Provided text
========

If you think about it, we all ruin the cars in some ways. Us with cutting holes in the trunk and welding metal battery racks to them, cutting holes iin the frames for the strokes. Hotroders with narrowed rearends, frames, roll cages, holes in the hood and wheel tubs. And donks..... let's not even go there :|


----------



## down_by_law (Sep 19, 2006)

COPS_ON_PAYROLL said:


> THATS NOT A LOWRIDER U STUPID FUCK.


you aint one either puto:finger:


----------



## mr.glasshouse (Feb 27, 2009)

joeycutlass said:


> you have clowns in lowridering as well


UGLY ASS IMPALA....BAD TASTE FOR FIXING A RIDE...


----------



## mr.glasshouse (Feb 27, 2009)

..."RESPECT TO ALL THE HOMIE'S KEEPIN THESE CAR'S LOWRIDER STYLE"..."THESE UGLY ASS LOWRODS AINT CUTTING IT"...


----------



## Lownslow302 (Nov 22, 2002)

lowlowlow said:


> That's a damn shame. A true car guy should be able to appreciate any car, any way it's built, as long as it's well done.


except for 80% of layitlow riders

i could careless what they did to that car to me it looked good, would be better done up as a Gasser.


----------



## tru2thagame (Sep 23, 2009)

joeycutlass said:


> you have clowns in lowridering as well


What's wrong with it? Looks clean to me


----------



## Lownslow302 (Nov 22, 2002)

tru2thagame said:


> What's wrong with it? Looks clean to me


x2 i woulve added tailights all the way across or fill the recess with a one piece light bar.

its sad how the world of lowriding views a stock car with bodywork as custom, get the fuck outta here.


----------



## Lownslow302 (Nov 22, 2002)

matttatts said:


> lowrider magazine should make metion of some of the cars that have been bought from resto guys as being , saved from the luke warm limbo of a mindless restorer drone.


youre only putting hydraulics on it dipshit what makes any difference


----------



## G-house74 (Feb 28, 2007)

Hey homie I love all kinds of rides big wheels,lowriders,hotrods,classics, even rice burners am carguy not narrow minded kat :biggrin:


----------



## BigVics58 (Jan 28, 2008)

========

Data lines

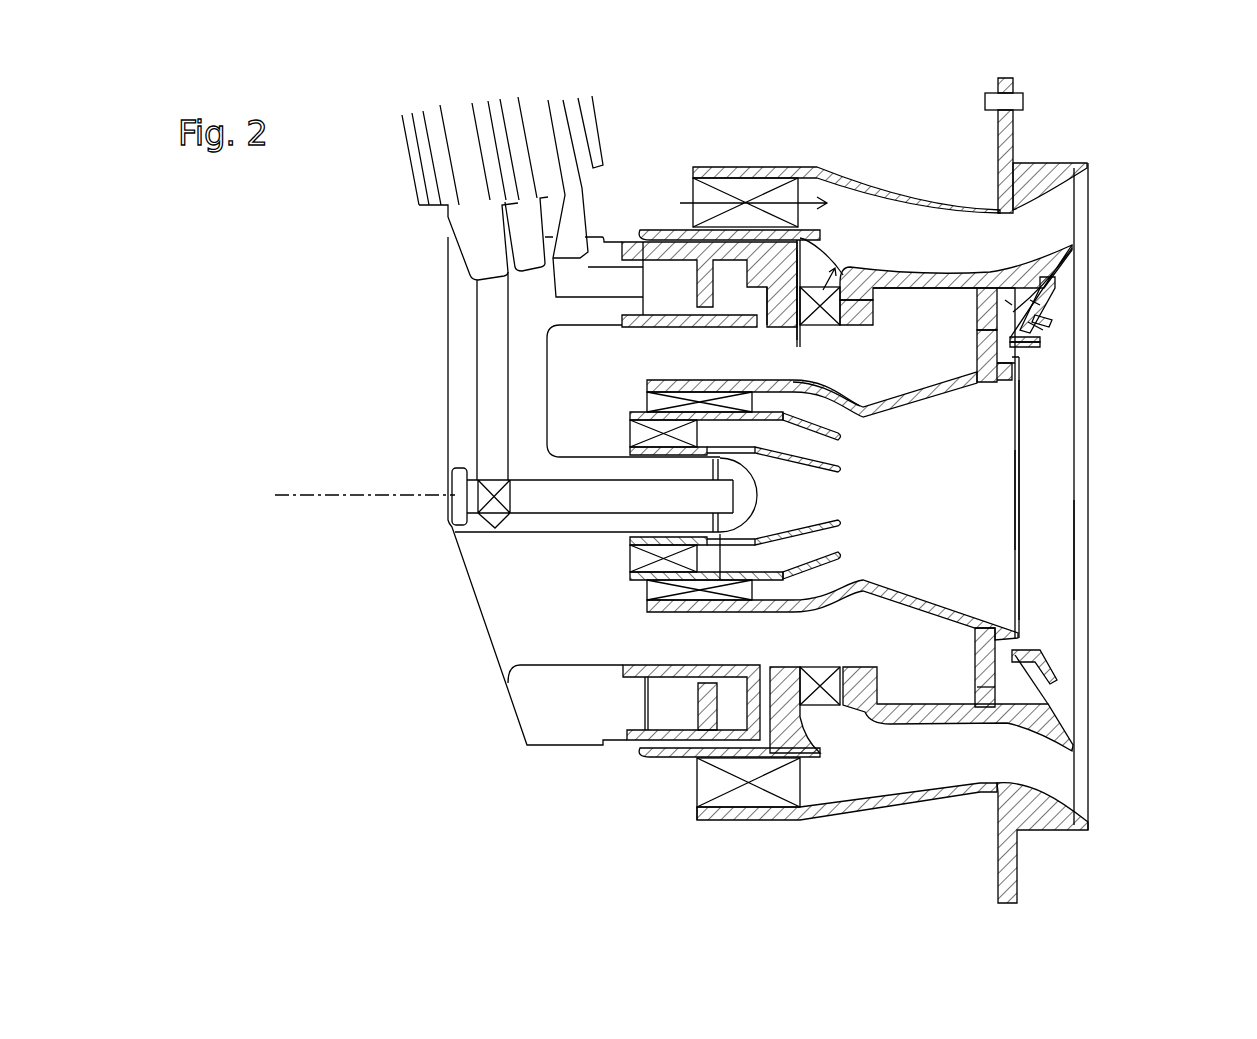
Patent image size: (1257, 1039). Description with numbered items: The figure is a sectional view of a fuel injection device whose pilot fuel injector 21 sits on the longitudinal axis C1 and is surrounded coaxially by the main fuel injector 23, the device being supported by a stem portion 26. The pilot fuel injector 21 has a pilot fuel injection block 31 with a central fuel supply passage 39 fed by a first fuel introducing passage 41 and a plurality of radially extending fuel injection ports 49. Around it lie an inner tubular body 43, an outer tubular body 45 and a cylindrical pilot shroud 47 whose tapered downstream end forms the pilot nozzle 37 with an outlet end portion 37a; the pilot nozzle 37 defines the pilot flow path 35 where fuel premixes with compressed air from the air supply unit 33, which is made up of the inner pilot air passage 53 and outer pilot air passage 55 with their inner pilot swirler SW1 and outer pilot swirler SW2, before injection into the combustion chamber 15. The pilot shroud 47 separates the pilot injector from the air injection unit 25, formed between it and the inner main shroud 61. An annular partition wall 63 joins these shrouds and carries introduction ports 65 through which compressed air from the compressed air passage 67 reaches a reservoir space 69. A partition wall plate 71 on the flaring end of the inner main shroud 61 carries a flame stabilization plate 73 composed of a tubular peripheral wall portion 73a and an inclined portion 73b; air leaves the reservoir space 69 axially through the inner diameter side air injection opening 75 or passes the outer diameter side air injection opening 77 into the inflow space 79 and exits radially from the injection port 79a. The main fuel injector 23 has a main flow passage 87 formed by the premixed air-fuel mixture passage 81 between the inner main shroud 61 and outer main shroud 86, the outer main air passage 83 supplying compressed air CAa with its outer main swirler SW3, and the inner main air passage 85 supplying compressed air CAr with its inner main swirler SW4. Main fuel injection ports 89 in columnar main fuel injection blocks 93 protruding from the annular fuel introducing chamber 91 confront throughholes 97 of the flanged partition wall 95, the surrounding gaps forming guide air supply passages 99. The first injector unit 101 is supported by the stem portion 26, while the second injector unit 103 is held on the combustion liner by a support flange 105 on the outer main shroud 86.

The combustion chamber 15 is at (1230, 543).
The pilot fuel injector 21 is at (1032, 512).
The main fuel injector 23 is at (1104, 190).
The air injection unit 25 is at (1068, 324).
The stem portion 26 is at (412, 173).
The pilot fuel injection block 31 is at (527, 533).
The air supply unit 33 is at (842, 497).
The pilot flow path 35 is at (948, 530).
The pilot nozzle 37 is at (915, 600).
The outlet end portion 37a is at (990, 383).
The fuel supply passage 39 is at (527, 497).
The first fuel introducing passage 41 is at (468, 200).
The inner tubular body 43 is at (628, 543).
The outer tubular body 45 is at (628, 582).
The pilot shroud 47 is at (673, 612).
The fuel injection ports 49 is at (718, 545).
The inner pilot air passage 53 is at (757, 434).
The outer pilot air passage 55 is at (797, 432).
The inner main shroud 61 is at (1033, 718).
The partition wall 63 is at (978, 333).
The introduction ports 65 is at (978, 300).
The compressed air passage 67 is at (903, 369).
The reservoir space 69 is at (1040, 272).
The partition wall plate 71 is at (1047, 290).
The flame stabilization plate 73 is at (1112, 375).
The peripheral wall portion 73a is at (1015, 352).
The inclined portion 73b is at (1042, 340).
The inner diameter side air injection opening 75 is at (1022, 362).
The outer diameter side air injection opening 77 is at (1010, 300).
The inflow space 79 is at (1052, 325).
The injection port 79a is at (1027, 315).
The premixed air-fuel mixture passage 81 is at (968, 256).
The outer main air passage 83 is at (805, 193).
The inner main air passage 85 is at (838, 292).
The outer main shroud 86 is at (1050, 165).
The main flow passage 87 is at (882, 231).
The main fuel injection ports 89 is at (812, 328).
The annular fuel introducing chamber 91 is at (708, 300).
The main fuel injection block 93 is at (800, 302).
The flanged partition wall 95 is at (757, 322).
The throughhole 97 is at (805, 248).
The guide air supply passage 99 is at (783, 325).
The first injector unit 101 is at (561, 760).
The second injector unit 103 is at (789, 833).
The support flange 105 is at (997, 863).
The inner pilot swirler SW1 is at (633, 437).
The outer pilot swirler SW2 is at (650, 400).
The outer main swirler SW3 is at (695, 192).
The inner main swirler SW4 is at (832, 398).
The compressed air CAa is at (717, 203).
The compressed air CAr is at (835, 322).
The longitudinal axis C1 is at (352, 502).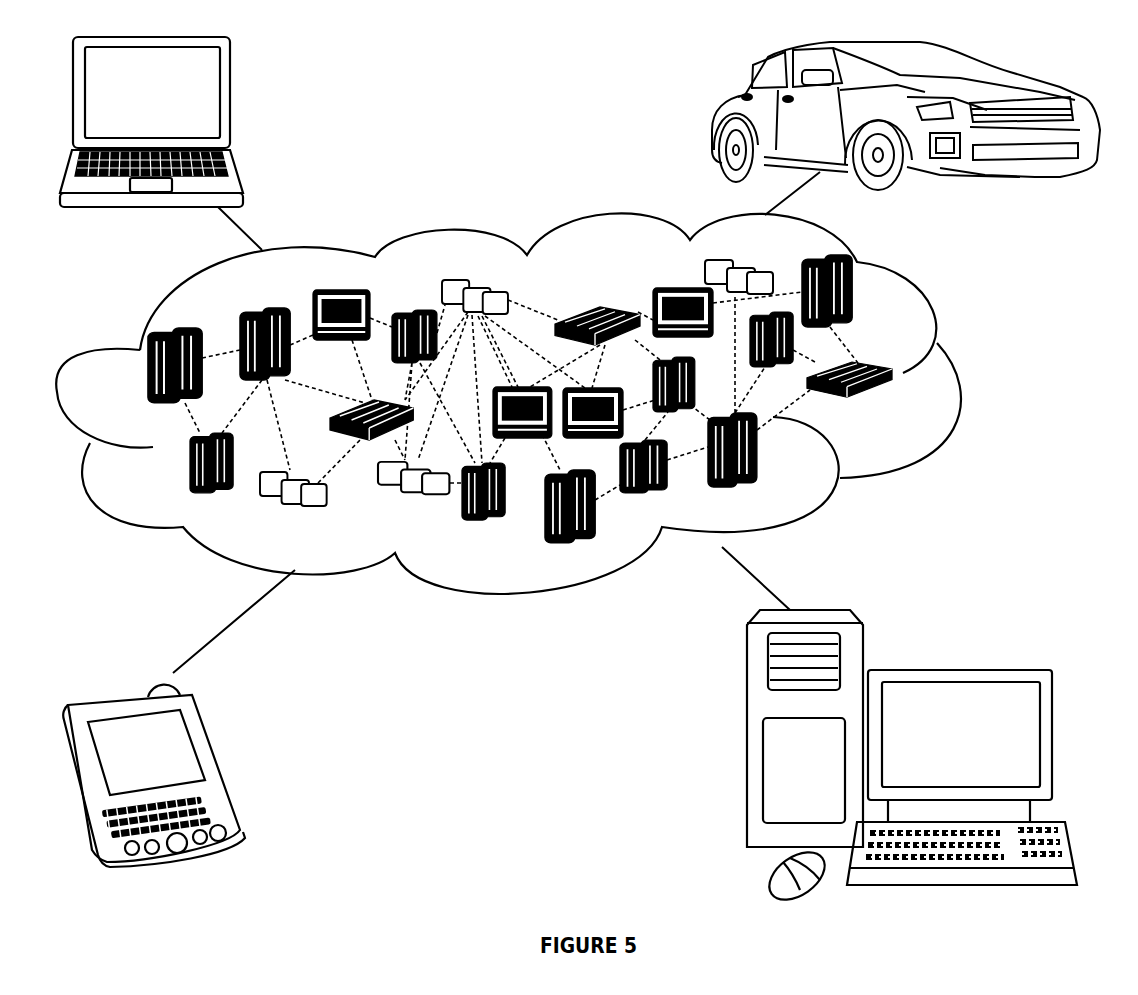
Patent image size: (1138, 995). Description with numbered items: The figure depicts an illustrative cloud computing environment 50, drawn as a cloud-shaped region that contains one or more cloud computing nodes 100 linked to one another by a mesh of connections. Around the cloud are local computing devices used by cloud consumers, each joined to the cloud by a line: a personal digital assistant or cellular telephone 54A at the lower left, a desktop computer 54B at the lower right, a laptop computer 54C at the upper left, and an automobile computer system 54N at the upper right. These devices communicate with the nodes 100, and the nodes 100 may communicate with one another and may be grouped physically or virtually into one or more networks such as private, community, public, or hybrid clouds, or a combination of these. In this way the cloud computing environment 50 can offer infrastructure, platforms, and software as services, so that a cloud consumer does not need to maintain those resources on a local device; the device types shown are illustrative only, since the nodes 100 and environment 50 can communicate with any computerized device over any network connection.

The cloud computing environment 50 is at (957, 381).
The cloud computing nodes 100 is at (893, 407).
The personal digital assistant or cellular telephone 54A is at (213, 767).
The desktop computer 54B is at (957, 668).
The laptop computer 54C is at (230, 98).
The automobile computer system 54N is at (713, 118).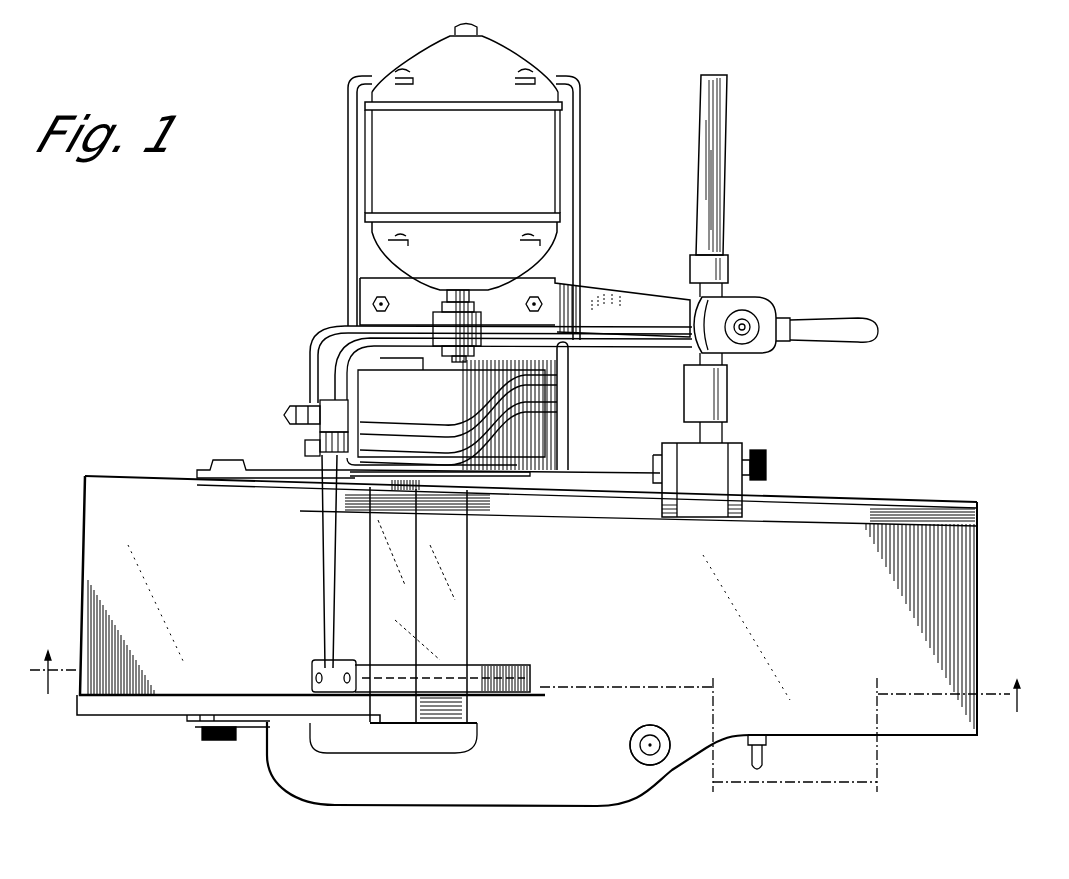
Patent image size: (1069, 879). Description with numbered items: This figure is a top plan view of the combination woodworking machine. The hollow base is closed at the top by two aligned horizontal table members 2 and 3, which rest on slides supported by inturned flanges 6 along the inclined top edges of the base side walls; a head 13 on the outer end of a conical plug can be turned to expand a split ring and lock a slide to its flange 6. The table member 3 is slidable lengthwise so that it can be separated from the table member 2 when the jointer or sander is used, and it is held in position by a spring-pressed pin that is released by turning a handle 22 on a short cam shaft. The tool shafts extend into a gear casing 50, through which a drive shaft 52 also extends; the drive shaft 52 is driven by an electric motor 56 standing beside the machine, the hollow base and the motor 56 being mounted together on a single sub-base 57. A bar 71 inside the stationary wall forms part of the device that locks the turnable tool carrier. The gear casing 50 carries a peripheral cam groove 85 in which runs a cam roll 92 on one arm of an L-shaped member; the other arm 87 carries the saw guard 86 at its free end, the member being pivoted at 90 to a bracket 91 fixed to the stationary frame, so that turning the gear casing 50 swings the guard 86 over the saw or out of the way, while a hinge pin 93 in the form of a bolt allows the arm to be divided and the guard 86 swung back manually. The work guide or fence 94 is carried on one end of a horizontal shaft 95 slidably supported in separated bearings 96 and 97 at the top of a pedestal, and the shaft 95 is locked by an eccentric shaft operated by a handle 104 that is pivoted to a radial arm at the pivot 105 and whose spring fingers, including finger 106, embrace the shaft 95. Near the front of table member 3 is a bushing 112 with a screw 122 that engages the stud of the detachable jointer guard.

========

Written task
Reproduce the stretch of the forum thread from "x2 i woulve" through "fuck outta here.", substituting "paint work" for "bodywork". The data is separate material with no connection to the forum thread.

Task response
x2 i woulve added tailights all the way across or fill the recess with a one piece light bar.

its sad how the world of lowriding views a stock car with paint work as custom, get the fuck outta here.